The standard flags are as follows:

http://xml.org/sax/features/external-general-entities
The default value for this flag is parser-specific. When the parser is validating, and in most other cases, the flag is true, indicating that the parser reads all external entities used outside the DTD. When the flag is false, the XML parser won't expand references to external general entities, so applications won't see the entire body of documents using such entities. This value can't be changed during parsing.
Crimson and Xerces only support true for this property. (For such parsers, you can get most of the effect of setting this flag to false by using an EntityResolver that returns zero-length entities after the first startElement() event.)Ælfred supports changing the value of this property.
http://xml.org/sax/features/external-parameter-entities
The default value for this flag is parser-specific. When the parser is validating, and in most other cases, the flag is true, indicating the DTD will be completely processed. When the flag is false, the XML parser will skip any external DTD subset, as well as named external parameter entities, so it won't necessarily read the entire DTD for a document. This value can't be changed during parsing.
Skipping these entities means attributes declared in them will not be defaulted or normalized as expected, and their types won't be known. As a result, default namespace declarations may get dropped. Parts of the internal subset after a reference to a skipped external parameter entity will be ignored. It also means some general entities might not be declared, making it impossible to correctly distinguish whether references to undefined entities are well-formedness errors.

- **WHAT IS ASKED**
1. According to the text on SAX parser feature flags, which parser supports changing the value of the external-general-entities property?
2. Say whether each statement agrees with the text on SAX parser feature flags, and quote the words of the text that decide it.
(a) The external-parameter-entities flag can be changed while parsing is underway.
(b) Crimson and Xerces support only true for the external-general-entities property.
(c) Skipping external parameter entities can cause default namespace declarations to be lost.
3. Write the next part of the text on SAX parser feature flags, picking up after its last sentence.
The material after this text has no role in any task.

- **PROVIDED DATA**

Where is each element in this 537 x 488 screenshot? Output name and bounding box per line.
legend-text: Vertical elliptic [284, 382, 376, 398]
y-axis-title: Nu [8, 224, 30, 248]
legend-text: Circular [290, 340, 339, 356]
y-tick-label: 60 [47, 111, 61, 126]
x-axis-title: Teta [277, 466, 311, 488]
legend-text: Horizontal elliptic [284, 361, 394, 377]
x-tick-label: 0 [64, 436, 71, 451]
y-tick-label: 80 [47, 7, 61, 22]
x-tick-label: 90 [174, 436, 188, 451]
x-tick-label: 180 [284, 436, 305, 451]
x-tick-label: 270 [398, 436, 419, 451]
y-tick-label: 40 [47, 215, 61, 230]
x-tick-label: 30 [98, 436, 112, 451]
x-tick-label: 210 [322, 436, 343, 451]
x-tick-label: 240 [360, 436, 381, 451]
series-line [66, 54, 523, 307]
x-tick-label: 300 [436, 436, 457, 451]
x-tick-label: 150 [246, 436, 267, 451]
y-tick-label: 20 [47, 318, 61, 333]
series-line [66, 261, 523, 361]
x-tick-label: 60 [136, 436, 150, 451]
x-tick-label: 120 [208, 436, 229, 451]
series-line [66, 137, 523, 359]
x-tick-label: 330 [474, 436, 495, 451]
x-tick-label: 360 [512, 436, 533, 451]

- **ANSWERS TO THE PROBLEMS**
1. Ælfred supports changing it.

2.
(a) No: "This value can't be changed during parsing."
(b) Yes: "Crimson and Xerces only support true for this property."
(c) Yes: "As a result, default namespace declarations may get dropped."

3.
Normally, you are better off providing an entity resolver that accesses locally cached copies of your DTD components, or not using DTDs, rather than disabling processing of external parameter entities. But don't assume all the XML you work with will have these DTD entities processed; the XML processors in some web browsers will not read these entities by default.
Xerces and Crimson only support true for this property. (For such parsers, you can get an effect similar to setting this to false by using an EntityResolver that returns zero-length entities before the first startElement() event. The parser won't correctly ignore declarations found later in the DTD.) Ælfred supports changing the value of this property.
http://xml.org/sax/features/is-standalone/
This feature flag derives its value from the document being parsed, so it is read-only and only available after the first part of the document has been parsed. When the flag is true, the document has been declared to be standalone. If that declaration is correct, then all external entities may be safely ignored. This feature is part of XML 1.0 and is intended to reduce the cost of parsing some documents.
This flag should be part of an upcoming SAX extensions release.
http://xml.org/sax/features/lexical-handler/parameter-entities
The default value for this flag is parser-specific and is implicitly false if the parser doesn't support the LexicalHandler through a parser property. When the flag is true, the parser will report the beginning and end of parameter entities through LexicalHandler calls. (Skipped parameter entities are always reported, through the appropriate ContentHandler call.) Parameter entities are distinguished from general entities because the first character of their entity name will be a percent sign (%). The value can't be changed during parsing.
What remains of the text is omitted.